#### [What the task requires]
Check every line of the entries for "icon", and copy the lines that hold it.

Start of Raw records

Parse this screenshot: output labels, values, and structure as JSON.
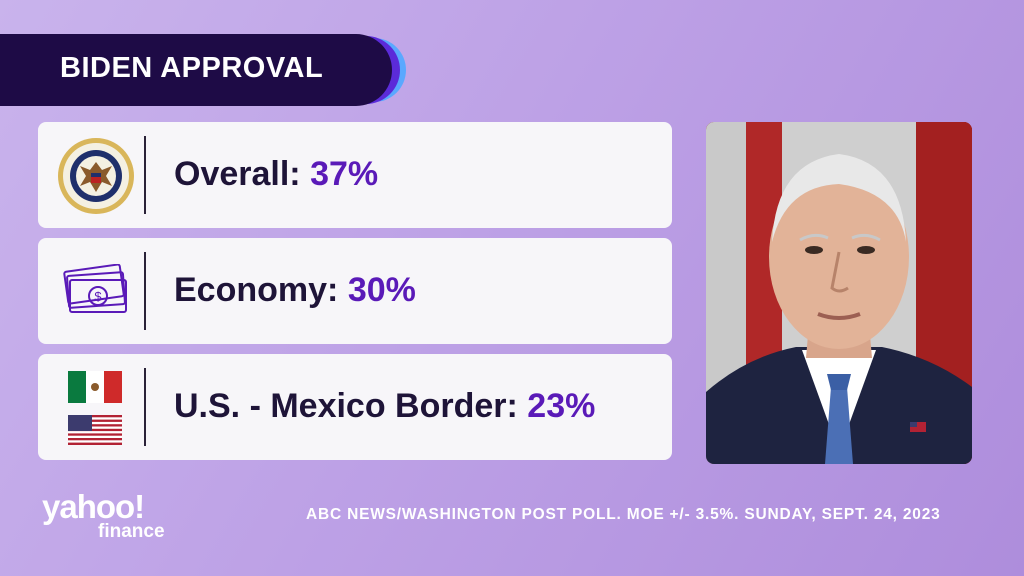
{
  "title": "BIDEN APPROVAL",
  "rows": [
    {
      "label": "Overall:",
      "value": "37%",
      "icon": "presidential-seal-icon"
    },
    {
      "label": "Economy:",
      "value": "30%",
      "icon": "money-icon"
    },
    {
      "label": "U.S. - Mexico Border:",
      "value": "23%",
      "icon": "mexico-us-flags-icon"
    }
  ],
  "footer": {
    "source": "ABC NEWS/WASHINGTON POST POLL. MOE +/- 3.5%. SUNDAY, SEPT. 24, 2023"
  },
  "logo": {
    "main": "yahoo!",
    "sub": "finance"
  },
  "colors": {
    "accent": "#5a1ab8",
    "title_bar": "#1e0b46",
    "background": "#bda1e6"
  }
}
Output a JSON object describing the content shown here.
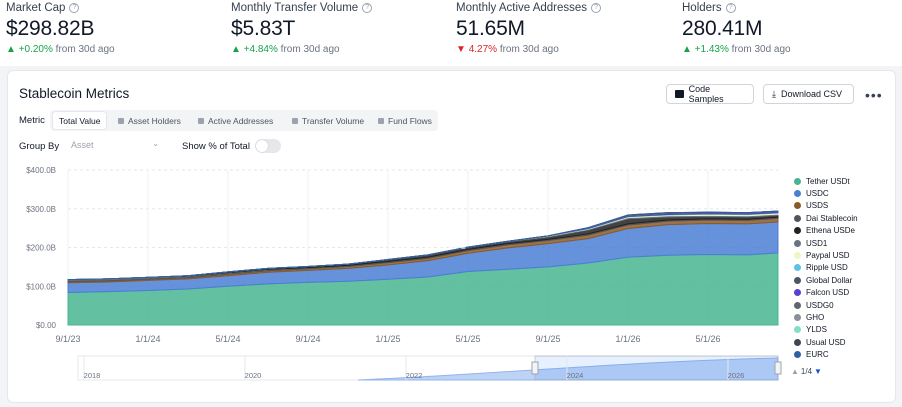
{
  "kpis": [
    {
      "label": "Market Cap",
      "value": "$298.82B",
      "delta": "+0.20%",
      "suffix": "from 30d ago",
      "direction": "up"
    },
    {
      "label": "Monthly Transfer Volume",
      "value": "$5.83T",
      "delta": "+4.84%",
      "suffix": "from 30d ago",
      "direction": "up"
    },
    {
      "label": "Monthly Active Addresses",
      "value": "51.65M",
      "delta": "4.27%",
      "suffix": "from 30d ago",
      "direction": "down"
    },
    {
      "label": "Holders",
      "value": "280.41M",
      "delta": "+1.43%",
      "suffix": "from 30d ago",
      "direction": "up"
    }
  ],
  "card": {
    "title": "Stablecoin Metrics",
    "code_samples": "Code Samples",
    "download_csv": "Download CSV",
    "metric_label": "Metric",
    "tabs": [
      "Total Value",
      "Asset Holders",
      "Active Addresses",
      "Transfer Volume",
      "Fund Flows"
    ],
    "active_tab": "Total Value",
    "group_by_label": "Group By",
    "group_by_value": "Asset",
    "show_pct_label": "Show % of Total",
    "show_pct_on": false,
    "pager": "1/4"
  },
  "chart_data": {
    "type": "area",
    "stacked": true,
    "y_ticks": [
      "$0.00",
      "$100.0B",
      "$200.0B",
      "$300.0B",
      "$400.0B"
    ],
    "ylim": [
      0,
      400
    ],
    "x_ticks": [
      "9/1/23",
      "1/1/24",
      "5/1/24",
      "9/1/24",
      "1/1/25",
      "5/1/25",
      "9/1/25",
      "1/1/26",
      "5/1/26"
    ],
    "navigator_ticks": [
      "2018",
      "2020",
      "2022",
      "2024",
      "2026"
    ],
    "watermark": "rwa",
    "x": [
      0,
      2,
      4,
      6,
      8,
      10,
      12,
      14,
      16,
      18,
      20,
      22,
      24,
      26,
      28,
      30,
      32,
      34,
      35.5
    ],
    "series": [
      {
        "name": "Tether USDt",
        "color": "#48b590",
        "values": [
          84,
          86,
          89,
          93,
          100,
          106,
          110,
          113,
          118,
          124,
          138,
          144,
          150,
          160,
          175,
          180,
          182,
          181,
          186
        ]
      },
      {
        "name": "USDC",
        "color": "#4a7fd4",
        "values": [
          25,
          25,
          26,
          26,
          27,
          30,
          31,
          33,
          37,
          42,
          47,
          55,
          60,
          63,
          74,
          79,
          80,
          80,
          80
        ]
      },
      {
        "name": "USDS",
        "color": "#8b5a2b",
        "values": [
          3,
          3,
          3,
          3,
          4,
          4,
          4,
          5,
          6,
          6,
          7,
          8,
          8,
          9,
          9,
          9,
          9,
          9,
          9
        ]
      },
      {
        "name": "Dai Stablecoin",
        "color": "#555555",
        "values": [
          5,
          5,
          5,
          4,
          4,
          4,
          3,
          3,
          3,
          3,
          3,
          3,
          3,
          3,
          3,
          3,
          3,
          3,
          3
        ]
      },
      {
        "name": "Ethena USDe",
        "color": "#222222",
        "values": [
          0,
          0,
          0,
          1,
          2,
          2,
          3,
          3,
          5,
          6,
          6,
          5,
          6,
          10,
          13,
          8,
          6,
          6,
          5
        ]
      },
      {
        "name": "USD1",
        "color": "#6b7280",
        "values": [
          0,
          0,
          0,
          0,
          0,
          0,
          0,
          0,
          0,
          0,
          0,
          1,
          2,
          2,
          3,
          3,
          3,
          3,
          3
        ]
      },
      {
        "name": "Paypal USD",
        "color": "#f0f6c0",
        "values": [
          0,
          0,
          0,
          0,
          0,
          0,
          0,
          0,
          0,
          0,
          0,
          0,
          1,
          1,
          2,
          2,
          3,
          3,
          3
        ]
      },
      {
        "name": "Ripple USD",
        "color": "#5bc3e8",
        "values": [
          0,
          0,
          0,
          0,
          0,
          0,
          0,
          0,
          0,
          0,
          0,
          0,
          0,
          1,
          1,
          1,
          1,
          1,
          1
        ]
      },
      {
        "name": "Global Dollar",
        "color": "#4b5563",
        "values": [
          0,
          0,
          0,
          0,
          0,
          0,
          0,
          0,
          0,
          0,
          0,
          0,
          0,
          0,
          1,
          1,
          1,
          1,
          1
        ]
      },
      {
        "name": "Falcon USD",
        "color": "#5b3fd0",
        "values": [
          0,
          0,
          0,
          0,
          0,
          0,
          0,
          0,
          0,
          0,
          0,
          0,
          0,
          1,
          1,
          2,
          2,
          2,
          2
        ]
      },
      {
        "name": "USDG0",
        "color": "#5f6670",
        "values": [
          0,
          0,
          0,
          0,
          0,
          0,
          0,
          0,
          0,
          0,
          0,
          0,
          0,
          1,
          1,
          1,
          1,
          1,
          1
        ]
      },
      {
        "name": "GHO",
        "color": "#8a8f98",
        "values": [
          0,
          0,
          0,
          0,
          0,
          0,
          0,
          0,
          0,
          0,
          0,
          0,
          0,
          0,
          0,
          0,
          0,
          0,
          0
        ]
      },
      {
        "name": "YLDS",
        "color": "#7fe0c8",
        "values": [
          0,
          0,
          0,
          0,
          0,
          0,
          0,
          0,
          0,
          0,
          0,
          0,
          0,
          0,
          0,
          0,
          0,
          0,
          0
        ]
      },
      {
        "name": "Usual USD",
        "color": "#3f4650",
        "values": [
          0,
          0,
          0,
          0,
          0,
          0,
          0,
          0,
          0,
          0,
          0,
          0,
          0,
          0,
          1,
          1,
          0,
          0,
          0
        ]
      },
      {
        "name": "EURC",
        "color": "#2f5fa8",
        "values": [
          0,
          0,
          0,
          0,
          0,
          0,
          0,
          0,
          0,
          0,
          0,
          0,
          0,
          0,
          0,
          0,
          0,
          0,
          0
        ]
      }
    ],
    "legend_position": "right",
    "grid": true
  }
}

End of Raw records

#### [Written response]
      "icon": "presidential-seal-icon"
      "icon": "money-icon"
      "icon": "mexico-us-flags-icon"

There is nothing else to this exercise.